**Work to complete:**
(a) In the article on falling gold prices, what record high did gold reach in January 2026?
(b) Print the portion of the gold price article starting at "The move marks" and ending at "its January peak.".

**Passage shown:**
◇ ◇ ◇ ◇
Gold Falls Below $4,000 per Ounce for the First Time Since November 2025
Gold prices fell below the key $4,000 per troy ounce level on Wednesday, June 24, 2026, extending a sharp correction in precious metals after one of the strongest rallies in modern gold market history. Market references varied by venue and benchmark, with some spot and CFD screens showing gold in the high $3,900s, while New York gold futures settled around $3,990 per ounce, down roughly 3 percent on the day.
The move marks the first break below $4,000 since November 2025 and reflects a clear shift in market sentiment. After reaching a record high near $5,600 per ounce in January 2026, depending on benchmark, gold has come under pressure from a stronger U.S. dollar, higher rate expectations, easing regional risk premiums, and a broader reduction in safe haven demand. At current levels, gold is roughly 29 percent below its January peak.
◇ ◇ ◇ ◇
**Provided material:**
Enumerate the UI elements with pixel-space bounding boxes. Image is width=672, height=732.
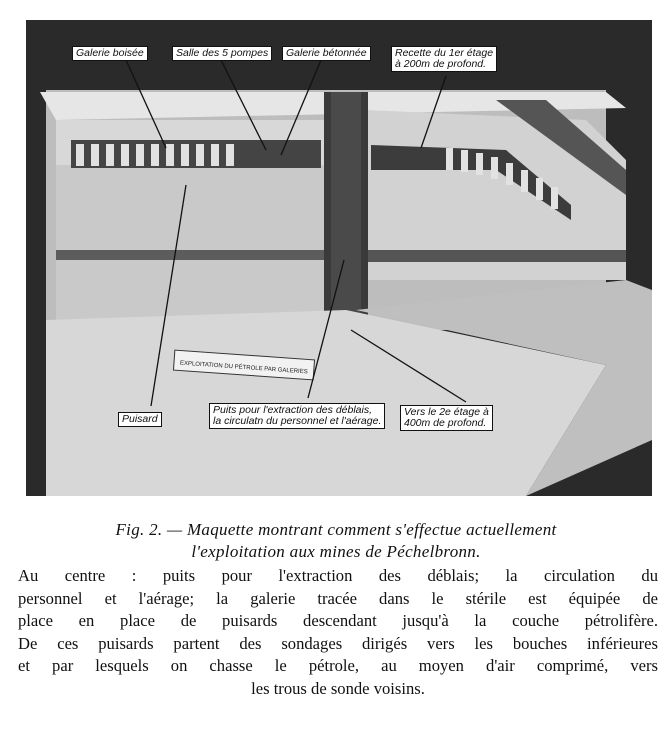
◇ ◇ ◇ ◇
**Responses by task:**
(a) Gold reached a record high near $5,600 per ounce, depending on benchmark.

(b)
The move marks the first break below $4,000 since November 2025 and reflects a clear shift in market sentiment. After reaching a record high near $5,600 per ounce in January 2026, depending on benchmark, gold has come under pressure from a stronger U.S. dollar, higher rate expectations, easing regional risk premiums, and a broader reduction in safe haven demand. At current levels, gold is roughly 29 percent below its January peak.